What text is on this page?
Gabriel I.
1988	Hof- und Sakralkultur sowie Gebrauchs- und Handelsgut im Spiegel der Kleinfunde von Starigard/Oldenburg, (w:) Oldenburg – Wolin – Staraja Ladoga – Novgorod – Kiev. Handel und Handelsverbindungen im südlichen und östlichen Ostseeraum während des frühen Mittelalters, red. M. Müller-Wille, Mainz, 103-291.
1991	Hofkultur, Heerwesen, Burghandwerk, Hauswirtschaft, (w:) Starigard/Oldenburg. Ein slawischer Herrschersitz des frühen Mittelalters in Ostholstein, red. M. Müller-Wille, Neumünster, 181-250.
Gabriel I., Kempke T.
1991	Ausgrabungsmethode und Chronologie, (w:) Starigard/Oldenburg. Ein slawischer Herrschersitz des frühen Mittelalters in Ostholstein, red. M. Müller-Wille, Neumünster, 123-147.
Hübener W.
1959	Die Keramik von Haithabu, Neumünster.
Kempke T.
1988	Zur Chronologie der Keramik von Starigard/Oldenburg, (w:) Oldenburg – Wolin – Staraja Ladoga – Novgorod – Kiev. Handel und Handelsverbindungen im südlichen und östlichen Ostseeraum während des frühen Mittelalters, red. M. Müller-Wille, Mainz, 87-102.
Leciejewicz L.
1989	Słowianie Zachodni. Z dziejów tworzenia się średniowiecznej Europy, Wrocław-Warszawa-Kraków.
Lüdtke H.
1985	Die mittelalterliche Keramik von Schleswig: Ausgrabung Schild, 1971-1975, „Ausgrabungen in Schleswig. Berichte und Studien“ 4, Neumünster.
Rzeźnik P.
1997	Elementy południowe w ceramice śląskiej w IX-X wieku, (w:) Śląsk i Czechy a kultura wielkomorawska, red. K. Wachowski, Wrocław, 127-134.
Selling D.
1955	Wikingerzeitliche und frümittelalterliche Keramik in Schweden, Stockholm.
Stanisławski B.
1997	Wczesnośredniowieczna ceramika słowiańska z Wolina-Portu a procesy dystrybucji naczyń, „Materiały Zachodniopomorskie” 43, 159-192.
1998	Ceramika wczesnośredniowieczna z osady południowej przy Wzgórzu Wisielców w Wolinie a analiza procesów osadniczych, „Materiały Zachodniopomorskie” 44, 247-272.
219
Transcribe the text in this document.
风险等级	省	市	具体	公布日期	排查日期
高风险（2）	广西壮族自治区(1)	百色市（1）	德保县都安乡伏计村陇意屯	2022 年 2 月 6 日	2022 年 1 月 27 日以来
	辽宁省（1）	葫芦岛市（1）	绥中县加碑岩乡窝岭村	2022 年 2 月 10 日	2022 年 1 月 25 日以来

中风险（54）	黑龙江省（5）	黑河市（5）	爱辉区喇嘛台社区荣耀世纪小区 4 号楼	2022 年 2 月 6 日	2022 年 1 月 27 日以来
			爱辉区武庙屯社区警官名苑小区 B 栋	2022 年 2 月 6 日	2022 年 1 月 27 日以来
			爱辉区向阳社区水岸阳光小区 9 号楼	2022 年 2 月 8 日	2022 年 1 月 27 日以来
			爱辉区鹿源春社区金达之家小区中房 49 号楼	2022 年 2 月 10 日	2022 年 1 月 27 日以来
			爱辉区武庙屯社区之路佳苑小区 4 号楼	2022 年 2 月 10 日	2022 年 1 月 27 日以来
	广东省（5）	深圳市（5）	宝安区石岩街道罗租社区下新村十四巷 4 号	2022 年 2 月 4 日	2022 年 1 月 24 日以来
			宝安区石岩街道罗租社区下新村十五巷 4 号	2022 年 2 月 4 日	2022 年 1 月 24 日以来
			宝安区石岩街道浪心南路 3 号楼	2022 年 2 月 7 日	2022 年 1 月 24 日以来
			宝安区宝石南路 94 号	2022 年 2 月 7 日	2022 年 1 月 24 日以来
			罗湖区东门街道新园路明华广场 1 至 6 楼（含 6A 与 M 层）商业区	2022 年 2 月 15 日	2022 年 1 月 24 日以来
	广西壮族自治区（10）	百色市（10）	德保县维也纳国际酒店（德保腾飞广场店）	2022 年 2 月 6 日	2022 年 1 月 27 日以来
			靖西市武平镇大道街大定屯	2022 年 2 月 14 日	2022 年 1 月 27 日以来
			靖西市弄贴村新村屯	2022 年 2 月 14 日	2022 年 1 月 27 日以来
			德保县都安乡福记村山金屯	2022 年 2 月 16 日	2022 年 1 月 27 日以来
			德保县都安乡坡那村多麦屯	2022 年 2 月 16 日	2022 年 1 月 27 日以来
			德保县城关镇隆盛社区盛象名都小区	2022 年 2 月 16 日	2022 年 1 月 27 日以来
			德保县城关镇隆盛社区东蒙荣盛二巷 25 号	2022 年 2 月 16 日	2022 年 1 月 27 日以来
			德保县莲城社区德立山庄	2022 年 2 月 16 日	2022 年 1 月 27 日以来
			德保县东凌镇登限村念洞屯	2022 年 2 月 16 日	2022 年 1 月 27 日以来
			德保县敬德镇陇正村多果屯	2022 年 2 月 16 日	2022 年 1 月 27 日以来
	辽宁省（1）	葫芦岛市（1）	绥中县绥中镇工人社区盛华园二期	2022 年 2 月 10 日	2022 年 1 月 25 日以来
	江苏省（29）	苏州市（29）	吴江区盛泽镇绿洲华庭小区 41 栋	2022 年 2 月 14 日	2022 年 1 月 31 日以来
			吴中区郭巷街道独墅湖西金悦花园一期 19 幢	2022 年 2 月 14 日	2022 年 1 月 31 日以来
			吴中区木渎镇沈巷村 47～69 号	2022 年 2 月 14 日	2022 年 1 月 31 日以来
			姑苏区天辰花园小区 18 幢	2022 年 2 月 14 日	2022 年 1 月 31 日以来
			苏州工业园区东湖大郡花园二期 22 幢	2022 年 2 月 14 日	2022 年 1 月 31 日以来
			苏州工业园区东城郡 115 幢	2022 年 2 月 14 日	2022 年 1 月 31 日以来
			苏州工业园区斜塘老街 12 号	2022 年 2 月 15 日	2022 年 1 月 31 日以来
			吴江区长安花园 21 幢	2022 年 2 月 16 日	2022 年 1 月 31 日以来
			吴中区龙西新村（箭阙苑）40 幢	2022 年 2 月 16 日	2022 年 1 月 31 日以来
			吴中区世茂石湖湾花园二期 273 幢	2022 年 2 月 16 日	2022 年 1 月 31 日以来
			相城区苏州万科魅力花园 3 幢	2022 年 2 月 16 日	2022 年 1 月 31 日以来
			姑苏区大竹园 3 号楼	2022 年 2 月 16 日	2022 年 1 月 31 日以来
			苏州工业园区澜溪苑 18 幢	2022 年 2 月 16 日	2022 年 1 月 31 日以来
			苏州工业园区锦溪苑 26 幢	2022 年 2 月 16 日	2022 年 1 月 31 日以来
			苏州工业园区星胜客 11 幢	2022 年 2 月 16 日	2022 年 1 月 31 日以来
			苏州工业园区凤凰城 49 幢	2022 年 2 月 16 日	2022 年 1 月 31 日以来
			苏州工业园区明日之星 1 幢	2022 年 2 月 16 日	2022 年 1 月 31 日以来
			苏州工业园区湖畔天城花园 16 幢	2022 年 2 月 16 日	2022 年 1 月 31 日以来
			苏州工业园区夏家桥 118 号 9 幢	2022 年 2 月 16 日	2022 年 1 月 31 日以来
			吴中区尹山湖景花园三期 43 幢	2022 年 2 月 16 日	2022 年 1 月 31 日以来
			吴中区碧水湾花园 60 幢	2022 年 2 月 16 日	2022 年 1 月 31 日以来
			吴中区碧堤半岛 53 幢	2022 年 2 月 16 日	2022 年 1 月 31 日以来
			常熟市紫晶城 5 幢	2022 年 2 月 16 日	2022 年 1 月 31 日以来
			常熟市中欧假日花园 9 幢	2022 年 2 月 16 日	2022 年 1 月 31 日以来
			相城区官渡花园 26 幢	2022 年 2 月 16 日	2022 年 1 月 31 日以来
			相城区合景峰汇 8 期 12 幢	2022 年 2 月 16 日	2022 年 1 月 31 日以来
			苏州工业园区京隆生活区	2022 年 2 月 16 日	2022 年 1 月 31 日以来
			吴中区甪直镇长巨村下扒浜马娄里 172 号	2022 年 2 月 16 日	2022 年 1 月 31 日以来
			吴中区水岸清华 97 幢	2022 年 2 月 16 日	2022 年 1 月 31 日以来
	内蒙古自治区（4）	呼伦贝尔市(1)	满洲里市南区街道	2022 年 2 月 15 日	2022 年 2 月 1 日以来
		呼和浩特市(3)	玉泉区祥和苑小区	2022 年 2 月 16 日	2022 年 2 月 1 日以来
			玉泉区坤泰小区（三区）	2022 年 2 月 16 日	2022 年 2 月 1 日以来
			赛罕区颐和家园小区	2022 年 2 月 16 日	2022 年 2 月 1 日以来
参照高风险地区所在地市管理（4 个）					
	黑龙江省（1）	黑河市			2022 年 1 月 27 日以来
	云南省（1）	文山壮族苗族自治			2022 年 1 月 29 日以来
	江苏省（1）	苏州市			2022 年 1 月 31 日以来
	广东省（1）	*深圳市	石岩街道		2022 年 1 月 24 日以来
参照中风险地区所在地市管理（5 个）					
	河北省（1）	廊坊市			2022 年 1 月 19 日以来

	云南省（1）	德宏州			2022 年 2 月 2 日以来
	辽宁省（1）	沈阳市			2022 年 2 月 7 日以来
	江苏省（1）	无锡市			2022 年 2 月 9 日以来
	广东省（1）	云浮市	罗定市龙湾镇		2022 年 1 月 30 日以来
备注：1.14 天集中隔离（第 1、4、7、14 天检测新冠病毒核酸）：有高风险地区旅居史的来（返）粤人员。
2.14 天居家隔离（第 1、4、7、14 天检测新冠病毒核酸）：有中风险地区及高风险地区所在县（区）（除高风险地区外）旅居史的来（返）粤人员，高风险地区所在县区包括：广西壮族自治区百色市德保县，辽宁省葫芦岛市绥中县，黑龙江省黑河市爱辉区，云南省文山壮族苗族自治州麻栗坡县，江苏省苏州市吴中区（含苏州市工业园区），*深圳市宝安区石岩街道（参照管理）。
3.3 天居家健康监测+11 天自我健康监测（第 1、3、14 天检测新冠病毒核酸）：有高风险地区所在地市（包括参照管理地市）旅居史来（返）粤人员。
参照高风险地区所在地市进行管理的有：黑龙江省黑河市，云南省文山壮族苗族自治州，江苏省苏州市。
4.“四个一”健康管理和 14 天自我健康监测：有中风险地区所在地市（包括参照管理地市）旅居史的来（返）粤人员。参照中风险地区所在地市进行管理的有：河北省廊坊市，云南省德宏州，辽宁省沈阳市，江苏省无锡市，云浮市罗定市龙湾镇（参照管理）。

· · · ·

### [PROMPT]
Search the preceding listing for the word "Handel" and pull out every line that holds it.

### [COMPLETED EXERCISE]
1988	Hof- und Sakralkultur sowie Gebrauchs- und Handelsgut im Spiegel der Kleinfunde von Starigard/Oldenburg, (w:) Oldenburg – Wolin – Staraja Ladoga – Novgorod – Kiev. Handel und Handelsverbindungen im südlichen und östlichen Ostseeraum während des frühen Mittelalters, red. M. Müller-Wille, Mainz, 103-291.
1988	Zur Chronologie der Keramik von Starigard/Oldenburg, (w:) Oldenburg – Wolin – Staraja Ladoga – Novgorod – Kiev. Handel und Handelsverbindungen im südlichen und östlichen Ostseeraum während des frühen Mittelalters, red. M. Müller-Wille, Mainz, 87-102.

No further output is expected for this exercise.